▶ _REQUIREMENT_: Single out the lines of the material that contain "type" and copy them.

▶ _PROVIDED DATA_:
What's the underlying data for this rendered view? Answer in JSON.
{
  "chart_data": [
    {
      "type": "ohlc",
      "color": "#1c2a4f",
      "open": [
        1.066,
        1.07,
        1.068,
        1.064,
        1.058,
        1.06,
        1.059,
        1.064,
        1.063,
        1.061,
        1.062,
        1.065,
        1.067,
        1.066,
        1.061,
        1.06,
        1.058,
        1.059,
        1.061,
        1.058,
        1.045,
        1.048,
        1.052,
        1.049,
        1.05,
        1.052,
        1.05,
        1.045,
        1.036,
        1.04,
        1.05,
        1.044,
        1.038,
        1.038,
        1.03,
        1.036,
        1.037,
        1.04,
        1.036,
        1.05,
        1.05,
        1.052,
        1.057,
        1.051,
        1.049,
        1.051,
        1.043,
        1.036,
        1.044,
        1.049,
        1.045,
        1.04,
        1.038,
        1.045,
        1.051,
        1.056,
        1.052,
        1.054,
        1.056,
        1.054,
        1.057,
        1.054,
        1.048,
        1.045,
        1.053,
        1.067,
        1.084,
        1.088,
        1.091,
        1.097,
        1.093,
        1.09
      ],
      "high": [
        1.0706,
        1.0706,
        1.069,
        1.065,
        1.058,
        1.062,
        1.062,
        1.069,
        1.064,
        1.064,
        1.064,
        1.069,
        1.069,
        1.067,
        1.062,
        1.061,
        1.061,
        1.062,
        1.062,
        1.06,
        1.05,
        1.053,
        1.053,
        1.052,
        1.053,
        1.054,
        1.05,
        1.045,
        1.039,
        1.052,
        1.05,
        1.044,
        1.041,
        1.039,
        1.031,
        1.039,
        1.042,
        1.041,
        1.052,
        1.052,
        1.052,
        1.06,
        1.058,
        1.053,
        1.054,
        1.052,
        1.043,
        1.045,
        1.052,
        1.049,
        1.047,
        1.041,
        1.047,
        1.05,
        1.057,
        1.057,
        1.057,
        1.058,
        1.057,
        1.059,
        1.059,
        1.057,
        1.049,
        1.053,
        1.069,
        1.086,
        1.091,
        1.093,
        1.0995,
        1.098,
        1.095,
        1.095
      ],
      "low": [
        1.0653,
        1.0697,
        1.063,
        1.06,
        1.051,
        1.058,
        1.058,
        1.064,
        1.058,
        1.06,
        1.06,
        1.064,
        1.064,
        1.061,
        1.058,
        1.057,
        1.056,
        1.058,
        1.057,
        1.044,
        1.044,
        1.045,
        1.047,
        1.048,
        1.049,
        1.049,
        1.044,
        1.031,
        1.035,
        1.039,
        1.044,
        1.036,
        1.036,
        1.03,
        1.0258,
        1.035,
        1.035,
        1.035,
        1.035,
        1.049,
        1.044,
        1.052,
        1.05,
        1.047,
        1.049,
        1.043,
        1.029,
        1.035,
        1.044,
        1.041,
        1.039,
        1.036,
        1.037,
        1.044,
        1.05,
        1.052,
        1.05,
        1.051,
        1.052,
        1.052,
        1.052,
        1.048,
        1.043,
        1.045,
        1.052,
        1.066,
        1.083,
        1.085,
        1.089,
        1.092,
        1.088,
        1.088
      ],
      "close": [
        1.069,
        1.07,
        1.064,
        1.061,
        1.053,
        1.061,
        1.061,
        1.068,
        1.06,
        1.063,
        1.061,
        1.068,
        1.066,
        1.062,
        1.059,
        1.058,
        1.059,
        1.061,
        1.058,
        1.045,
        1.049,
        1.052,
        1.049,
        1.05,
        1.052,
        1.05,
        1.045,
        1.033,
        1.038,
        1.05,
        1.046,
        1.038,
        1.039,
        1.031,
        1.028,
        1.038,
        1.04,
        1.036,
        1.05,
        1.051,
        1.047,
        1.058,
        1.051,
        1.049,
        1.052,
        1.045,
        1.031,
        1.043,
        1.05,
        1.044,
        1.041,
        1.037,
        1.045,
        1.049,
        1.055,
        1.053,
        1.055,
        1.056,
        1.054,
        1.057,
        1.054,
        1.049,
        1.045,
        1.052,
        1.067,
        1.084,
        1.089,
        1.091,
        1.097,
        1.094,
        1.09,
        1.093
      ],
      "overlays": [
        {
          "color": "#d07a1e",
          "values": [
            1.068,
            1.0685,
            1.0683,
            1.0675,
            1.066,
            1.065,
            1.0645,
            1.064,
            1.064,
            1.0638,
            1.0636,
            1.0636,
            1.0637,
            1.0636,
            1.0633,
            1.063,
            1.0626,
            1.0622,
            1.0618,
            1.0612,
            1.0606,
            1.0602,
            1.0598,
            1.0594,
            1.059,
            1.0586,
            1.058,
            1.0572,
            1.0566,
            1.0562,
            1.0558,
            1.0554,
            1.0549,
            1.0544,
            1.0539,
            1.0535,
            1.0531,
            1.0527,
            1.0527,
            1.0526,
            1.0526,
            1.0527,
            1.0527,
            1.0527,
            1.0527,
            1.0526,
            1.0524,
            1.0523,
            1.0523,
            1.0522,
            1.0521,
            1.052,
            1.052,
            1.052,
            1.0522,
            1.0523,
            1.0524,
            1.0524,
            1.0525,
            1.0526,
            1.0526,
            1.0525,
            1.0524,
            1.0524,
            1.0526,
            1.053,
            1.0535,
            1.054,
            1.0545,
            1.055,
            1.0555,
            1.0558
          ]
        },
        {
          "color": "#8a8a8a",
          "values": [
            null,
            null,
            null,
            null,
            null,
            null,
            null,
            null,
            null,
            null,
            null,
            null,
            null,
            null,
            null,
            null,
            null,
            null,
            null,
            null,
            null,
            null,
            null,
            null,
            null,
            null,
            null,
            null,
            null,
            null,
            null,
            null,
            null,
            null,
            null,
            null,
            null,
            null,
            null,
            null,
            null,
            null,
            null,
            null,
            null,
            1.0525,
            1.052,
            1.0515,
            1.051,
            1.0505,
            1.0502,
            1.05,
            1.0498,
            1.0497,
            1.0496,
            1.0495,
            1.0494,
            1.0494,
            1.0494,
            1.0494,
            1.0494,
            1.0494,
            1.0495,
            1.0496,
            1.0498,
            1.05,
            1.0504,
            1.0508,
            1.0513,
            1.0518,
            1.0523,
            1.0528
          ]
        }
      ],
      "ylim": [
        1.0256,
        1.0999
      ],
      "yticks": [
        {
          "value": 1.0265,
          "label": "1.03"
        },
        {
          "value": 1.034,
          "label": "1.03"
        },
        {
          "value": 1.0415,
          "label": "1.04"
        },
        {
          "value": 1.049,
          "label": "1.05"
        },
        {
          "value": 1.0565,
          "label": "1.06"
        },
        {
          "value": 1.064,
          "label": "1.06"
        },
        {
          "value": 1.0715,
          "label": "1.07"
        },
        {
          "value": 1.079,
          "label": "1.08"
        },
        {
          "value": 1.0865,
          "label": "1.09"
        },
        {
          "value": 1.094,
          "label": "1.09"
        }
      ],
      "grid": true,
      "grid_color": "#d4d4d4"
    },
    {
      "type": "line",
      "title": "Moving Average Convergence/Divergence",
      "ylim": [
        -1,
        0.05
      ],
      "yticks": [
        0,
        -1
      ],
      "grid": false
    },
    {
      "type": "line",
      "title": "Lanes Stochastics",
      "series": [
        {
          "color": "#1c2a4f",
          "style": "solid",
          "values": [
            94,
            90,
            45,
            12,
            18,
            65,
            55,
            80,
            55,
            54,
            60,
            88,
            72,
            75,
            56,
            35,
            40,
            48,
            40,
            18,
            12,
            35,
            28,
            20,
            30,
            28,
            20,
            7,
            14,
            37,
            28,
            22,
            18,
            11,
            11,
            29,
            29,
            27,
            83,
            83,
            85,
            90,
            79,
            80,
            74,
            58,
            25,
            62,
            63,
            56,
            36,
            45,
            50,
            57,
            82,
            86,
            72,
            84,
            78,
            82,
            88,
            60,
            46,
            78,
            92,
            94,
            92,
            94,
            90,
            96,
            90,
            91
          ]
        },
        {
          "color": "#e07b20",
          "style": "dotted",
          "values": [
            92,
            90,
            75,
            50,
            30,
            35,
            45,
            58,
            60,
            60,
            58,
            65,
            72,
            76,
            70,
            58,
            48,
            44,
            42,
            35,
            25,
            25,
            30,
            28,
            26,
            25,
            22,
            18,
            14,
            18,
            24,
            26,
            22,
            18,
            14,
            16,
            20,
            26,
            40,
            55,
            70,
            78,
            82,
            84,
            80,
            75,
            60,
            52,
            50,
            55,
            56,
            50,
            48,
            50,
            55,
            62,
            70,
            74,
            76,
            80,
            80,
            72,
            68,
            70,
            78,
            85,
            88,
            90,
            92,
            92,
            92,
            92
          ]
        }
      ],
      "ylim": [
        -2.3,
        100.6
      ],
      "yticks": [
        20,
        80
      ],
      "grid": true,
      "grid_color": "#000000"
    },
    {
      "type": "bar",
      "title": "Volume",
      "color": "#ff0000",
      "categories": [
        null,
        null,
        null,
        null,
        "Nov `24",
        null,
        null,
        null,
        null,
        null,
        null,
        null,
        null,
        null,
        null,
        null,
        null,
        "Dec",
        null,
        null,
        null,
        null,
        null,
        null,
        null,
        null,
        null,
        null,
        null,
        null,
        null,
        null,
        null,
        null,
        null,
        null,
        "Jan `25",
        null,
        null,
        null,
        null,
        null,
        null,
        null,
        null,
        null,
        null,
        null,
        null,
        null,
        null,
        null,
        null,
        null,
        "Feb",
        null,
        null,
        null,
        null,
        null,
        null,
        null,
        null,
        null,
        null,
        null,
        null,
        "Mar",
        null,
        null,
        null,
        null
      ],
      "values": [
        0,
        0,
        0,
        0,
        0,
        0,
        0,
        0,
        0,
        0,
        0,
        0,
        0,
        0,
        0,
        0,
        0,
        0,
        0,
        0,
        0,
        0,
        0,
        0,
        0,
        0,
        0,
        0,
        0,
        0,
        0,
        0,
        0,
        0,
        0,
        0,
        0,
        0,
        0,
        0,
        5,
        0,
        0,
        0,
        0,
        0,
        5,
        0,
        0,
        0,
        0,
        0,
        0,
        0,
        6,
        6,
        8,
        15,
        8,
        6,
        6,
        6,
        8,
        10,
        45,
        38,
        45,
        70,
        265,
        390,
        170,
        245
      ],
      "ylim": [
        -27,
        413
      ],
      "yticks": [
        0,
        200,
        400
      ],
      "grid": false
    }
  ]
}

▶ _RESPONSE_:
      "type": "ohlc",
      "type": "line",
      "type": "line",
      "type": "bar",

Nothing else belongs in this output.